(Data extracted from a collection)
☆ ☆ ☆ ☆ ☆
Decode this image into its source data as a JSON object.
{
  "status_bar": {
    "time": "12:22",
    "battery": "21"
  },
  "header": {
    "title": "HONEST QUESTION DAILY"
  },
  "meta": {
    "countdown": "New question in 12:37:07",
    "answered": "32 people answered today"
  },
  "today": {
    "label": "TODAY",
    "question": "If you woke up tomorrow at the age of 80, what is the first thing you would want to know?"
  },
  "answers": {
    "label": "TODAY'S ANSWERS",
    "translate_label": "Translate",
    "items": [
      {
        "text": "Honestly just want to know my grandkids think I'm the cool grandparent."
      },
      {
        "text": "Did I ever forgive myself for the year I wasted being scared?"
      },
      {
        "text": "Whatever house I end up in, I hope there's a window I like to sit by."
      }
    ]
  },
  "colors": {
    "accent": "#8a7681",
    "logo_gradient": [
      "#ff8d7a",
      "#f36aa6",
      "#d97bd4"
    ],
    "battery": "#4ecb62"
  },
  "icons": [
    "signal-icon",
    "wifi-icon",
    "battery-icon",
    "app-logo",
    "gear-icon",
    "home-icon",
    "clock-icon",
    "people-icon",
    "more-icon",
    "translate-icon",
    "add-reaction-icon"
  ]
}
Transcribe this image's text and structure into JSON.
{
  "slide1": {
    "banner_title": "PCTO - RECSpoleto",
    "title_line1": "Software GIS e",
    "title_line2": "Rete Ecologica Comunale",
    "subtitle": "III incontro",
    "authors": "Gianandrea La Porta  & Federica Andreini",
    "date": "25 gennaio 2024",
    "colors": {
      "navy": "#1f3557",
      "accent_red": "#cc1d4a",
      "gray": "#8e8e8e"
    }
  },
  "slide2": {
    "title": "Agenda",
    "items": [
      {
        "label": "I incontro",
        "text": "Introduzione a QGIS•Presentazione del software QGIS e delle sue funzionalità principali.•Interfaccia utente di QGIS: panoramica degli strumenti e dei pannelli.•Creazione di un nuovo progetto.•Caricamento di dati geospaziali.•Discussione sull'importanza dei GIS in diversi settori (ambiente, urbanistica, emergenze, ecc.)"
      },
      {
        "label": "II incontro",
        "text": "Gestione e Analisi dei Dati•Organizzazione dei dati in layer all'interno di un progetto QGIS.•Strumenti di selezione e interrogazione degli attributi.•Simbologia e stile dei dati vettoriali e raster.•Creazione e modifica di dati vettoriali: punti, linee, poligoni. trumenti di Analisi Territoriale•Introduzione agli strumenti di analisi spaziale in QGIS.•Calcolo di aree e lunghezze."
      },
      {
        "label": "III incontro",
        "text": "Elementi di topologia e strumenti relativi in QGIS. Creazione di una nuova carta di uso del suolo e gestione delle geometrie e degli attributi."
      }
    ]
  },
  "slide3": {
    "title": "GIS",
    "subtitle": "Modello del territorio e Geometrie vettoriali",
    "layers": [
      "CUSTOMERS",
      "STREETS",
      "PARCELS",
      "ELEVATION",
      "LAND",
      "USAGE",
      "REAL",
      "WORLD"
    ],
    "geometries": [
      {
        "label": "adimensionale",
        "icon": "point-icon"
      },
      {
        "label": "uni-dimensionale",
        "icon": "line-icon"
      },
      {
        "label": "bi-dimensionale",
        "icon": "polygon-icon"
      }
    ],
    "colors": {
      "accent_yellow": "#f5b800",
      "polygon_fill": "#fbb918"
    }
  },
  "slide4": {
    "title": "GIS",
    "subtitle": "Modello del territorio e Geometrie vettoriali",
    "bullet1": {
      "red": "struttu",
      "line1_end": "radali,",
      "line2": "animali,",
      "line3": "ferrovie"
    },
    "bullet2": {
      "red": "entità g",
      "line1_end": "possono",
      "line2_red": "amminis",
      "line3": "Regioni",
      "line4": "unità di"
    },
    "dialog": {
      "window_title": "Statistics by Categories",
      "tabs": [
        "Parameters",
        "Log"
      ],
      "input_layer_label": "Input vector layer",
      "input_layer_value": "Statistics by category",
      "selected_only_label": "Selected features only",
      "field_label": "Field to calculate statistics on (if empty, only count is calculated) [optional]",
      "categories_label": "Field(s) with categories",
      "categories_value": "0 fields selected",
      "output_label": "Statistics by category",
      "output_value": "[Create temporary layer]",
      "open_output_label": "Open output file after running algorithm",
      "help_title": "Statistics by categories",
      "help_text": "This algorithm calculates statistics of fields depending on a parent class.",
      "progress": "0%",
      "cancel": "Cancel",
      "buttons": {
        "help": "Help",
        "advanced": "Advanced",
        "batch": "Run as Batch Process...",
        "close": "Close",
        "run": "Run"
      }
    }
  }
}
☆ ☆ ☆ ☆ ☆
Work instructions:
Every record shown above must be echoed exactly.

Correct response:
Decode this image into its source data as a JSON object.
{
  "status_bar": {
    "time": "12:22",
    "battery": "21"
  },
  "header": {
    "title": "HONEST QUESTION DAILY"
  },
  "meta": {
    "countdown": "New question in 12:37:07",
    "answered": "32 people answered today"
  },
  "today": {
    "label": "TODAY",
    "question": "If you woke up tomorrow at the age of 80, what is the first thing you would want to know?"
  },
  "answers": {
    "label": "TODAY'S ANSWERS",
    "translate_label": "Translate",
    "items": [
      {
        "text": "Honestly just want to know my grandkids think I'm the cool grandparent."
      },
      {
        "text": "Did I ever forgive myself for the year I wasted being scared?"
      },
      {
        "text": "Whatever house I end up in, I hope there's a window I like to sit by."
      }
    ]
  },
  "colors": {
    "accent": "#8a7681",
    "logo_gradient": [
      "#ff8d7a",
      "#f36aa6",
      "#d97bd4"
    ],
    "battery": "#4ecb62"
  },
  "icons": [
    "signal-icon",
    "wifi-icon",
    "battery-icon",
    "app-logo",
    "gear-icon",
    "home-icon",
    "clock-icon",
    "people-icon",
    "more-icon",
    "translate-icon",
    "add-reaction-icon"
  ]
}
Transcribe this image's text and structure into JSON.
{
  "slide1": {
    "banner_title": "PCTO - RECSpoleto",
    "title_line1": "Software GIS e",
    "title_line2": "Rete Ecologica Comunale",
    "subtitle": "III incontro",
    "authors": "Gianandrea La Porta  & Federica Andreini",
    "date": "25 gennaio 2024",
    "colors": {
      "navy": "#1f3557",
      "accent_red": "#cc1d4a",
      "gray": "#8e8e8e"
    }
  },
  "slide2": {
    "title": "Agenda",
    "items": [
      {
        "label": "I incontro",
        "text": "Introduzione a QGIS•Presentazione del software QGIS e delle sue funzionalità principali.•Interfaccia utente di QGIS: panoramica degli strumenti e dei pannelli.•Creazione di un nuovo progetto.•Caricamento di dati geospaziali.•Discussione sull'importanza dei GIS in diversi settori (ambiente, urbanistica, emergenze, ecc.)"
      },
      {
        "label": "II incontro",
        "text": "Gestione e Analisi dei Dati•Organizzazione dei dati in layer all'interno di un progetto QGIS.•Strumenti di selezione e interrogazione degli attributi.•Simbologia e stile dei dati vettoriali e raster.•Creazione e modifica di dati vettoriali: punti, linee, poligoni. trumenti di Analisi Territoriale•Introduzione agli strumenti di analisi spaziale in QGIS.•Calcolo di aree e lunghezze."
      },
      {
        "label": "III incontro",
        "text": "Elementi di topologia e strumenti relativi in QGIS. Creazione di una nuova carta di uso del suolo e gestione delle geometrie e degli attributi."
      }
    ]
  },
  "slide3": {
    "title": "GIS",
    "subtitle": "Modello del territorio e Geometrie vettoriali",
    "layers": [
      "CUSTOMERS",
      "STREETS",
      "PARCELS",
      "ELEVATION",
      "LAND",
      "USAGE",
      "REAL",
      "WORLD"
    ],
    "geometries": [
      {
        "label": "adimensionale",
        "icon": "point-icon"
      },
      {
        "label": "uni-dimensionale",
        "icon": "line-icon"
      },
      {
        "label": "bi-dimensionale",
        "icon": "polygon-icon"
      }
    ],
    "colors": {
      "accent_yellow": "#f5b800",
      "polygon_fill": "#fbb918"
    }
  },
  "slide4": {
    "title": "GIS",
    "subtitle": "Modello del territorio e Geometrie vettoriali",
    "bullet1": {
      "red": "struttu",
      "line1_end": "radali,",
      "line2": "animali,",
      "line3": "ferrovie"
    },
    "bullet2": {
      "red": "entità g",
      "line1_end": "possono",
      "line2_red": "amminis",
      "line3": "Regioni",
      "line4": "unità di"
    },
    "dialog": {
      "window_title": "Statistics by Categories",
      "tabs": [
        "Parameters",
        "Log"
      ],
      "input_layer_label": "Input vector layer",
      "input_layer_value": "Statistics by category",
      "selected_only_label": "Selected features only",
      "field_label": "Field to calculate statistics on (if empty, only count is calculated) [optional]",
      "categories_label": "Field(s) with categories",
      "categories_value": "0 fields selected",
      "output_label": "Statistics by category",
      "output_value": "[Create temporary layer]",
      "open_output_label": "Open output file after running algorithm",
      "help_title": "Statistics by categories",
      "help_text": "This algorithm calculates statistics of fields depending on a parent class.",
      "progress": "0%",
      "cancel": "Cancel",
      "buttons": {
        "help": "Help",
        "advanced": "Advanced",
        "batch": "Run as Batch Process...",
        "close": "Close",
        "run": "Run"
      }
    }
  }
}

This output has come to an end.